## Instruction
In the records from the start through the line with "- cell-minggu: 7: [259, 360, 317, 416]", including both ends, change "ministry-name" to "ministry-label" and write those lines out again with nothing else altered.

Box coordinate listings:
((

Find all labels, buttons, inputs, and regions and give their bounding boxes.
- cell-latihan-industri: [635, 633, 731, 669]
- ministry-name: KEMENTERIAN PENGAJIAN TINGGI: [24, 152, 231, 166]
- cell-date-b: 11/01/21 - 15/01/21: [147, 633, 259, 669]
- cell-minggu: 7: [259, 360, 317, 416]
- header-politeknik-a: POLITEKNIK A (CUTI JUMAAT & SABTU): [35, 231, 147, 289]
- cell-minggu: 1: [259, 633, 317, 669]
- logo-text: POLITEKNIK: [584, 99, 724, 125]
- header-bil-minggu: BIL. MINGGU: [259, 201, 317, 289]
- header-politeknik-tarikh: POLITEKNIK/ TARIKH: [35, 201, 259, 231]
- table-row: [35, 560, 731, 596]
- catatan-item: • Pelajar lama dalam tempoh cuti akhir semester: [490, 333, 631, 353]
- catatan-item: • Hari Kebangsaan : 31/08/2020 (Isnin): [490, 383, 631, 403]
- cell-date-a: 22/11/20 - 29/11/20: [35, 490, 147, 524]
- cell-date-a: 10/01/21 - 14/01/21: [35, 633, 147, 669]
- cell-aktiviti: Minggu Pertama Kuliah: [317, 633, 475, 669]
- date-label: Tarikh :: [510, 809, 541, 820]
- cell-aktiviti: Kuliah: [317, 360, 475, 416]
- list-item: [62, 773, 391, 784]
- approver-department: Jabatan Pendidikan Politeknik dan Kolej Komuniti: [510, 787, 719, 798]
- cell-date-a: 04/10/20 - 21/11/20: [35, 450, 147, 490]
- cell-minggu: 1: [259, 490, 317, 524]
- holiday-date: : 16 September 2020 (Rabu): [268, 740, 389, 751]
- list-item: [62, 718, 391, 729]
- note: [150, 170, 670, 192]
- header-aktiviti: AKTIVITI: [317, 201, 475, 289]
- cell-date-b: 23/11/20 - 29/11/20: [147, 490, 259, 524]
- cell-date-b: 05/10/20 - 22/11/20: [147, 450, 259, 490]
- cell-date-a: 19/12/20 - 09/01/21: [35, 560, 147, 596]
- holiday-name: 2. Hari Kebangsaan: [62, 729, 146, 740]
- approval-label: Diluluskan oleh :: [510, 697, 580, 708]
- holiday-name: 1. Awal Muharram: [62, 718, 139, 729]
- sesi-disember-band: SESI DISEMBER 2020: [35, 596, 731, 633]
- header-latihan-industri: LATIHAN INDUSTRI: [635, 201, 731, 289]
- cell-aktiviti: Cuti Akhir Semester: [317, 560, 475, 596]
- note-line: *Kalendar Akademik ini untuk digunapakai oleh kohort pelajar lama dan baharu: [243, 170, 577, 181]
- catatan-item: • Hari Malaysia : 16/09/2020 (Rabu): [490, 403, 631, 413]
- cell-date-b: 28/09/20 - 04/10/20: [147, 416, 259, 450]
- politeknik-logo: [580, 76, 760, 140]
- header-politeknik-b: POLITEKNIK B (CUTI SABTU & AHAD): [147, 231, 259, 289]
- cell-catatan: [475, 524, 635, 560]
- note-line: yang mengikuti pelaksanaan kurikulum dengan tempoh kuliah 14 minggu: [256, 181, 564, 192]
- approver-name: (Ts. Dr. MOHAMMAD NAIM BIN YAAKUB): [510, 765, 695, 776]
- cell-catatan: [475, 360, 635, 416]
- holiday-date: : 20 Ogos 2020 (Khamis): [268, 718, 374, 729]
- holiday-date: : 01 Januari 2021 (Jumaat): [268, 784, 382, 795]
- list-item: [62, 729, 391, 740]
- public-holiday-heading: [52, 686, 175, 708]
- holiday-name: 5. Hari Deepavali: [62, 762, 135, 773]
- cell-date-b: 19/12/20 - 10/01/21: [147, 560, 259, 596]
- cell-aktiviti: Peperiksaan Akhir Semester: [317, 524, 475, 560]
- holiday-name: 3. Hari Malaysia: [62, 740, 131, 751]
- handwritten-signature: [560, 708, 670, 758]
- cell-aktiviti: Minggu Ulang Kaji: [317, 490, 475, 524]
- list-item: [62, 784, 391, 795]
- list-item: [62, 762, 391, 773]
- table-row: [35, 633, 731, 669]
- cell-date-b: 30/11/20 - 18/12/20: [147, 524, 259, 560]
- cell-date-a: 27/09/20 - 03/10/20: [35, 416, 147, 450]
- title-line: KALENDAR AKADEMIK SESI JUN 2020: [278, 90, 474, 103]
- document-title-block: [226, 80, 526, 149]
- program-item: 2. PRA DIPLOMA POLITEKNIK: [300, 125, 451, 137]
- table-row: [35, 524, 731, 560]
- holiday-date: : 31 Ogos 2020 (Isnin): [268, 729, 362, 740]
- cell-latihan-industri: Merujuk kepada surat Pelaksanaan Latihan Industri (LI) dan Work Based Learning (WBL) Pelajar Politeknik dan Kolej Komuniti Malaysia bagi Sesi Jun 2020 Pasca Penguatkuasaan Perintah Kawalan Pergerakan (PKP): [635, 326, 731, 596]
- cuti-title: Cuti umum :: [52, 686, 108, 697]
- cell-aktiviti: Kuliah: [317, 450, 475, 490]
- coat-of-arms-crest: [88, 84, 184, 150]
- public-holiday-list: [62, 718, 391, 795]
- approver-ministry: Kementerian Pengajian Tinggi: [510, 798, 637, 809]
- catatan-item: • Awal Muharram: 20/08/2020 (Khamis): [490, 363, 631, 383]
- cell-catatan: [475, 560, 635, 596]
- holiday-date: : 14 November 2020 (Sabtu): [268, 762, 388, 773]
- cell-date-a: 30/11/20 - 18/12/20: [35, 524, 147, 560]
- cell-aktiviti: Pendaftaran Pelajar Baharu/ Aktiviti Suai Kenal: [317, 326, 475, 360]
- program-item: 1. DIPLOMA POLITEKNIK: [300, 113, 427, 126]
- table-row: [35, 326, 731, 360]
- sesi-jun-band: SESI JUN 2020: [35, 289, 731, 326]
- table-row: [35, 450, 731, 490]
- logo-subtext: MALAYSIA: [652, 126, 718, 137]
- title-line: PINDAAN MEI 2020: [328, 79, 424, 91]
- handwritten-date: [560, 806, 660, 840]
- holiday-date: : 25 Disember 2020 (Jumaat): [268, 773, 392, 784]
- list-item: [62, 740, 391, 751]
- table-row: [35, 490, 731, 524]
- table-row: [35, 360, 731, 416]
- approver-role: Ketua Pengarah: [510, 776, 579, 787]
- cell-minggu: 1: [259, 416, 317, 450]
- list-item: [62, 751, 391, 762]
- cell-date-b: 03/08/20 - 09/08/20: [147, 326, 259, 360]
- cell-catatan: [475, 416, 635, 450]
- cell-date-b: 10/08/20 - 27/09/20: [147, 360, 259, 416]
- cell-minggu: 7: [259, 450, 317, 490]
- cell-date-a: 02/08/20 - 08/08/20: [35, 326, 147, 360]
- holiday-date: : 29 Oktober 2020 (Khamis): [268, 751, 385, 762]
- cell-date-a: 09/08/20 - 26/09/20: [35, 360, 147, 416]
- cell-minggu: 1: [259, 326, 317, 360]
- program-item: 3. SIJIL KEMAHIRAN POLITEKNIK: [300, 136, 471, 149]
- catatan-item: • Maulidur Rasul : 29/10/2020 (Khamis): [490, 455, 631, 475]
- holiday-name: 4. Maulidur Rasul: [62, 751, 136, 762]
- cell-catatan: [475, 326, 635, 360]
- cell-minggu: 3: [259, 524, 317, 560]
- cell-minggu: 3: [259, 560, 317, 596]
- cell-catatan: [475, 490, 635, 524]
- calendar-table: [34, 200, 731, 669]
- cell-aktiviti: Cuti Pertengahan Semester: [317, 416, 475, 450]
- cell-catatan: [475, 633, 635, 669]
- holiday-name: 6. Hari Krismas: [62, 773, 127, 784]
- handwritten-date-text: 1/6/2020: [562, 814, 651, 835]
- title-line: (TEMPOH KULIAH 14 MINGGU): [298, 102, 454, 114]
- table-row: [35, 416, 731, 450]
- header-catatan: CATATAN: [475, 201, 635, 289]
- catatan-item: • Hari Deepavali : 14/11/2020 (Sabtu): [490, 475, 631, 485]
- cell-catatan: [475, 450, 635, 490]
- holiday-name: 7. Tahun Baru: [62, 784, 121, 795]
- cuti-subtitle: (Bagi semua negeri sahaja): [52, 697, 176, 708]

))

## Answer to this problem
Find all labels, buttons, inputs, and regions and give their bounding boxes.
- cell-latihan-industri: [635, 633, 731, 669]
- ministry-label: KEMENTERIAN PENGAJIAN TINGGI: [24, 152, 231, 166]
- cell-date-b: 11/01/21 - 15/01/21: [147, 633, 259, 669]
- cell-minggu: 7: [259, 360, 317, 416]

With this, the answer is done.